→ **YOUR TASK**:
Write out the full set of records below exactly.

###

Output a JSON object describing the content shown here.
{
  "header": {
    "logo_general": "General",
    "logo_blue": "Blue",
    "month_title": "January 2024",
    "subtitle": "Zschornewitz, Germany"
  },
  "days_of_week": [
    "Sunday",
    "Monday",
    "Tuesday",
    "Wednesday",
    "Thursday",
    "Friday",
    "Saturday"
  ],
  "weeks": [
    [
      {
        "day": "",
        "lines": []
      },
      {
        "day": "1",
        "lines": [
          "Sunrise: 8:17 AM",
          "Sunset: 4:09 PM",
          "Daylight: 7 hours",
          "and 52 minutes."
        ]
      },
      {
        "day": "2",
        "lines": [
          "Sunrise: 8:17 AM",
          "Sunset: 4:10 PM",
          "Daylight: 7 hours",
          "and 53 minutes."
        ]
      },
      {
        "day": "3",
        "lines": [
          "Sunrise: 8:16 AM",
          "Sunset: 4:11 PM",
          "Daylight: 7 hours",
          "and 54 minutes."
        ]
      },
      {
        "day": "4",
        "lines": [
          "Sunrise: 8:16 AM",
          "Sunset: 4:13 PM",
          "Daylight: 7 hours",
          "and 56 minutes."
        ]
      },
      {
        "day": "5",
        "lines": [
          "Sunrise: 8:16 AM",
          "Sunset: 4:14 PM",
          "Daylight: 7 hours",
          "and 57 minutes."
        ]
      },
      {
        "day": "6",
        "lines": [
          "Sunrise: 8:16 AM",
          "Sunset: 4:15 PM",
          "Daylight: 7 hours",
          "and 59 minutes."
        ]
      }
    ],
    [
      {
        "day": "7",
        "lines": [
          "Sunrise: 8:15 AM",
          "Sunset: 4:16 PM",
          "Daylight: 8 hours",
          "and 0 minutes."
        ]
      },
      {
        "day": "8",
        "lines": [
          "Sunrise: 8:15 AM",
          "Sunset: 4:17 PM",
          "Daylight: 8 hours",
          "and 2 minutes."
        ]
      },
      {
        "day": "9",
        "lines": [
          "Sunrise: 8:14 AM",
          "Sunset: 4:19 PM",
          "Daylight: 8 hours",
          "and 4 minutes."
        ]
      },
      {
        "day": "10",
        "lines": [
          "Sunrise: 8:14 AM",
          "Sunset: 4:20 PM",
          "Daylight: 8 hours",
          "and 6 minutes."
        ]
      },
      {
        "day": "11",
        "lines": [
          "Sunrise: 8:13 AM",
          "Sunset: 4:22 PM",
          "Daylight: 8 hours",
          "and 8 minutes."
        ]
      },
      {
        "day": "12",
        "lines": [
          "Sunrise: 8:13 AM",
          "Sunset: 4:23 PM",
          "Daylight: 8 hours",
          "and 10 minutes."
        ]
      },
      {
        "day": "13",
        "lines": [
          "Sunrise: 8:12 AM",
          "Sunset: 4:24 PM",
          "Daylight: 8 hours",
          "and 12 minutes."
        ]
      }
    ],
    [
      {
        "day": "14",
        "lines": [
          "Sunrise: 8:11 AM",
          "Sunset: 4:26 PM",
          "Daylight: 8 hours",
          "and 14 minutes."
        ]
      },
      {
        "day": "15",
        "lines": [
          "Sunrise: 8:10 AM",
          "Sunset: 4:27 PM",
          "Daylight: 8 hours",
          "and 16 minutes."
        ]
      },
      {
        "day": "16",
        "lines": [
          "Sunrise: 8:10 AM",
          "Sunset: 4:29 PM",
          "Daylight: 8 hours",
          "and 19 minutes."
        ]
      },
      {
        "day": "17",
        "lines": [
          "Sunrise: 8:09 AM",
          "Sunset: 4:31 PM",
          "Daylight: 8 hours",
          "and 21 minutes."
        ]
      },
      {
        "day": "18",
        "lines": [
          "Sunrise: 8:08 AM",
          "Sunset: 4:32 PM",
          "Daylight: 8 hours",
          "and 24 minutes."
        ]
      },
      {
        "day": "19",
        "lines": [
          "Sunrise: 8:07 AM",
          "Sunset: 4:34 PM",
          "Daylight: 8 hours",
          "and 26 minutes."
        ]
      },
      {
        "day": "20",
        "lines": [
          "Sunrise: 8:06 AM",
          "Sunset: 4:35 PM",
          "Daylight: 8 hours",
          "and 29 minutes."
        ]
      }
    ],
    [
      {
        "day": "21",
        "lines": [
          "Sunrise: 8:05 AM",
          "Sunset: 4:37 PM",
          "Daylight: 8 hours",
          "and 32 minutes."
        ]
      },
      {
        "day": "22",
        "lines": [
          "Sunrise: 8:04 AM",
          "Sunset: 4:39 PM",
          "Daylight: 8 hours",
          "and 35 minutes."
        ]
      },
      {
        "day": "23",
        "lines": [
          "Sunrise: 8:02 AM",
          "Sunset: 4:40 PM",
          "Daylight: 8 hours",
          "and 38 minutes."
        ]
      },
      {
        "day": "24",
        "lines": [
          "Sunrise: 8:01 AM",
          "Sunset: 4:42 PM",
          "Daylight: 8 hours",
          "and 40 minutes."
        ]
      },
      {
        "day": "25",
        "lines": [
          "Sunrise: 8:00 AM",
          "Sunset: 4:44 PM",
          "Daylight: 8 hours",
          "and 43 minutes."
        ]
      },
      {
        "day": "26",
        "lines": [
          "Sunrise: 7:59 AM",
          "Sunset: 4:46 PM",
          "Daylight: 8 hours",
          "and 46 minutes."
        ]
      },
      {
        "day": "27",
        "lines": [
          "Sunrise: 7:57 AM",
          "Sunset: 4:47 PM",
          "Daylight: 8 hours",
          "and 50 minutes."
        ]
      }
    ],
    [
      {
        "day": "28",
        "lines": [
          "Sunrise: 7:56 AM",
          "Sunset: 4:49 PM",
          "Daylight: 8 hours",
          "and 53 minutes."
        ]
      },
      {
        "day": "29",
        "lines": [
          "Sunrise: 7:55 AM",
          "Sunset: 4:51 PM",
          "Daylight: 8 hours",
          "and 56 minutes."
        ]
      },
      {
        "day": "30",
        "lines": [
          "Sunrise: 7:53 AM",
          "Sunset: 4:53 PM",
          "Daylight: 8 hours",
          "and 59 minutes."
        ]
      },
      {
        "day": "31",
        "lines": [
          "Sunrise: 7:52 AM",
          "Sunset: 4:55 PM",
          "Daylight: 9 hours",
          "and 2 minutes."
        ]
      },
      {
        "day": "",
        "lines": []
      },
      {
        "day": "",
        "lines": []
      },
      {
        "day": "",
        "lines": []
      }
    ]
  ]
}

###

→ **SOLUTION TO THE PROBLEM**:
Output a JSON object describing the content shown here.
{
  "header": {
    "logo_general": "General",
    "logo_blue": "Blue",
    "month_title": "January 2024",
    "subtitle": "Zschornewitz, Germany"
  },
  "days_of_week": [
    "Sunday",
    "Monday",
    "Tuesday",
    "Wednesday",
    "Thursday",
    "Friday",
    "Saturday"
  ],
  "weeks": [
    [
      {
        "day": "",
        "lines": []
      },
      {
        "day": "1",
        "lines": [
          "Sunrise: 8:17 AM",
          "Sunset: 4:09 PM",
          "Daylight: 7 hours",
          "and 52 minutes."
        ]
      },
      {
        "day": "2",
        "lines": [
          "Sunrise: 8:17 AM",
          "Sunset: 4:10 PM",
          "Daylight: 7 hours",
          "and 53 minutes."
        ]
      },
      {
        "day": "3",
        "lines": [
          "Sunrise: 8:16 AM",
          "Sunset: 4:11 PM",
          "Daylight: 7 hours",
          "and 54 minutes."
        ]
      },
      {
        "day": "4",
        "lines": [
          "Sunrise: 8:16 AM",
          "Sunset: 4:13 PM",
          "Daylight: 7 hours",
          "and 56 minutes."
        ]
      },
      {
        "day": "5",
        "lines": [
          "Sunrise: 8:16 AM",
          "Sunset: 4:14 PM",
          "Daylight: 7 hours",
          "and 57 minutes."
        ]
      },
      {
        "day": "6",
        "lines": [
          "Sunrise: 8:16 AM",
          "Sunset: 4:15 PM",
          "Daylight: 7 hours",
          "and 59 minutes."
        ]
      }
    ],
    [
      {
        "day": "7",
        "lines": [
          "Sunrise: 8:15 AM",
          "Sunset: 4:16 PM",
          "Daylight: 8 hours",
          "and 0 minutes."
        ]
      },
      {
        "day": "8",
        "lines": [
          "Sunrise: 8:15 AM",
          "Sunset: 4:17 PM",
          "Daylight: 8 hours",
          "and 2 minutes."
        ]
      },
      {
        "day": "9",
        "lines": [
          "Sunrise: 8:14 AM",
          "Sunset: 4:19 PM",
          "Daylight: 8 hours",
          "and 4 minutes."
        ]
      },
      {
        "day": "10",
        "lines": [
          "Sunrise: 8:14 AM",
          "Sunset: 4:20 PM",
          "Daylight: 8 hours",
          "and 6 minutes."
        ]
      },
      {
        "day": "11",
        "lines": [
          "Sunrise: 8:13 AM",
          "Sunset: 4:22 PM",
          "Daylight: 8 hours",
          "and 8 minutes."
        ]
      },
      {
        "day": "12",
        "lines": [
          "Sunrise: 8:13 AM",
          "Sunset: 4:23 PM",
          "Daylight: 8 hours",
          "and 10 minutes."
        ]
      },
      {
        "day": "13",
        "lines": [
          "Sunrise: 8:12 AM",
          "Sunset: 4:24 PM",
          "Daylight: 8 hours",
          "and 12 minutes."
        ]
      }
    ],
    [
      {
        "day": "14",
        "lines": [
          "Sunrise: 8:11 AM",
          "Sunset: 4:26 PM",
          "Daylight: 8 hours",
          "and 14 minutes."
        ]
      },
      {
        "day": "15",
        "lines": [
          "Sunrise: 8:10 AM",
          "Sunset: 4:27 PM",
          "Daylight: 8 hours",
          "and 16 minutes."
        ]
      },
      {
        "day": "16",
        "lines": [
          "Sunrise: 8:10 AM",
          "Sunset: 4:29 PM",
          "Daylight: 8 hours",
          "and 19 minutes."
        ]
      },
      {
        "day": "17",
        "lines": [
          "Sunrise: 8:09 AM",
          "Sunset: 4:31 PM",
          "Daylight: 8 hours",
          "and 21 minutes."
        ]
      },
      {
        "day": "18",
        "lines": [
          "Sunrise: 8:08 AM",
          "Sunset: 4:32 PM",
          "Daylight: 8 hours",
          "and 24 minutes."
        ]
      },
      {
        "day": "19",
        "lines": [
          "Sunrise: 8:07 AM",
          "Sunset: 4:34 PM",
          "Daylight: 8 hours",
          "and 26 minutes."
        ]
      },
      {
        "day": "20",
        "lines": [
          "Sunrise: 8:06 AM",
          "Sunset: 4:35 PM",
          "Daylight: 8 hours",
          "and 29 minutes."
        ]
      }
    ],
    [
      {
        "day": "21",
        "lines": [
          "Sunrise: 8:05 AM",
          "Sunset: 4:37 PM",
          "Daylight: 8 hours",
          "and 32 minutes."
        ]
      },
      {
        "day": "22",
        "lines": [
          "Sunrise: 8:04 AM",
          "Sunset: 4:39 PM",
          "Daylight: 8 hours",
          "and 35 minutes."
        ]
      },
      {
        "day": "23",
        "lines": [
          "Sunrise: 8:02 AM",
          "Sunset: 4:40 PM",
          "Daylight: 8 hours",
          "and 38 minutes."
        ]
      },
      {
        "day": "24",
        "lines": [
          "Sunrise: 8:01 AM",
          "Sunset: 4:42 PM",
          "Daylight: 8 hours",
          "and 40 minutes."
        ]
      },
      {
        "day": "25",
        "lines": [
          "Sunrise: 8:00 AM",
          "Sunset: 4:44 PM",
          "Daylight: 8 hours",
          "and 43 minutes."
        ]
      },
      {
        "day": "26",
        "lines": [
          "Sunrise: 7:59 AM",
          "Sunset: 4:46 PM",
          "Daylight: 8 hours",
          "and 46 minutes."
        ]
      },
      {
        "day": "27",
        "lines": [
          "Sunrise: 7:57 AM",
          "Sunset: 4:47 PM",
          "Daylight: 8 hours",
          "and 50 minutes."
        ]
      }
    ],
    [
      {
        "day": "28",
        "lines": [
          "Sunrise: 7:56 AM",
          "Sunset: 4:49 PM",
          "Daylight: 8 hours",
          "and 53 minutes."
        ]
      },
      {
        "day": "29",
        "lines": [
          "Sunrise: 7:55 AM",
          "Sunset: 4:51 PM",
          "Daylight: 8 hours",
          "and 56 minutes."
        ]
      },
      {
        "day": "30",
        "lines": [
          "Sunrise: 7:53 AM",
          "Sunset: 4:53 PM",
          "Daylight: 8 hours",
          "and 59 minutes."
        ]
      },
      {
        "day": "31",
        "lines": [
          "Sunrise: 7:52 AM",
          "Sunset: 4:55 PM",
          "Daylight: 9 hours",
          "and 2 minutes."
        ]
      },
      {
        "day": "",
        "lines": []
      },
      {
        "day": "",
        "lines": []
      },
      {
        "day": "",
        "lines": []
      }
    ]
  ]
}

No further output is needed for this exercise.